### Short task:
Could you give the data below again, exactly and completely?

Dataset items
'''

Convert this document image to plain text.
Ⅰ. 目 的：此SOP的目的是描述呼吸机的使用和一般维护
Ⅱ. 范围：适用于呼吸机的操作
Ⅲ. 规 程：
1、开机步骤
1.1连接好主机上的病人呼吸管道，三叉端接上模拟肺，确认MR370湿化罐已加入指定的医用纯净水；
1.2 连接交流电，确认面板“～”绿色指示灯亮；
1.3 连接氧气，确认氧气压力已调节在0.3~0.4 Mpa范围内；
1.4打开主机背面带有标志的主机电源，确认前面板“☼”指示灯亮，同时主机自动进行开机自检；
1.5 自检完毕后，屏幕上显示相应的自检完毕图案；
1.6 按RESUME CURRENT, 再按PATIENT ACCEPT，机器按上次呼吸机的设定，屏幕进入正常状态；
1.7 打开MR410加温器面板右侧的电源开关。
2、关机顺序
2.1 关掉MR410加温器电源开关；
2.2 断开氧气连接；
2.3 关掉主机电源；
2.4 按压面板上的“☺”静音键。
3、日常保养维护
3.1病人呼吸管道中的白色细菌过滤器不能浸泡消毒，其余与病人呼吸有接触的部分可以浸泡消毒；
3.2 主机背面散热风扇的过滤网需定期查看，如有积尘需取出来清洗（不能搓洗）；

'''

### Correct response:
Convert this document image to plain text.
Ⅰ. 目 的：此SOP的目的是描述呼吸机的使用和一般维护
Ⅱ. 范围：适用于呼吸机的操作
Ⅲ. 规 程：
1、开机步骤
1.1连接好主机上的病人呼吸管道，三叉端接上模拟肺，确认MR370湿化罐已加入指定的医用纯净水；
1.2 连接交流电，确认面板“～”绿色指示灯亮；
1.3 连接氧气，确认氧气压力已调节在0.3~0.4 Mpa范围内；
1.4打开主机背面带有标志的主机电源，确认前面板“☼”指示灯亮，同时主机自动进行开机自检；
1.5 自检完毕后，屏幕上显示相应的自检完毕图案；
1.6 按RESUME CURRENT, 再按PATIENT ACCEPT，机器按上次呼吸机的设定，屏幕进入正常状态；
1.7 打开MR410加温器面板右侧的电源开关。
2、关机顺序
2.1 关掉MR410加温器电源开关；
2.2 断开氧气连接；
2.3 关掉主机电源；
2.4 按压面板上的“☺”静音键。
3、日常保养维护
3.1病人呼吸管道中的白色细菌过滤器不能浸泡消毒，其余与病人呼吸有接触的部分可以浸泡消毒；
3.2 主机背面散热风扇的过滤网需定期查看，如有积尘需取出来清洗（不能搓洗）；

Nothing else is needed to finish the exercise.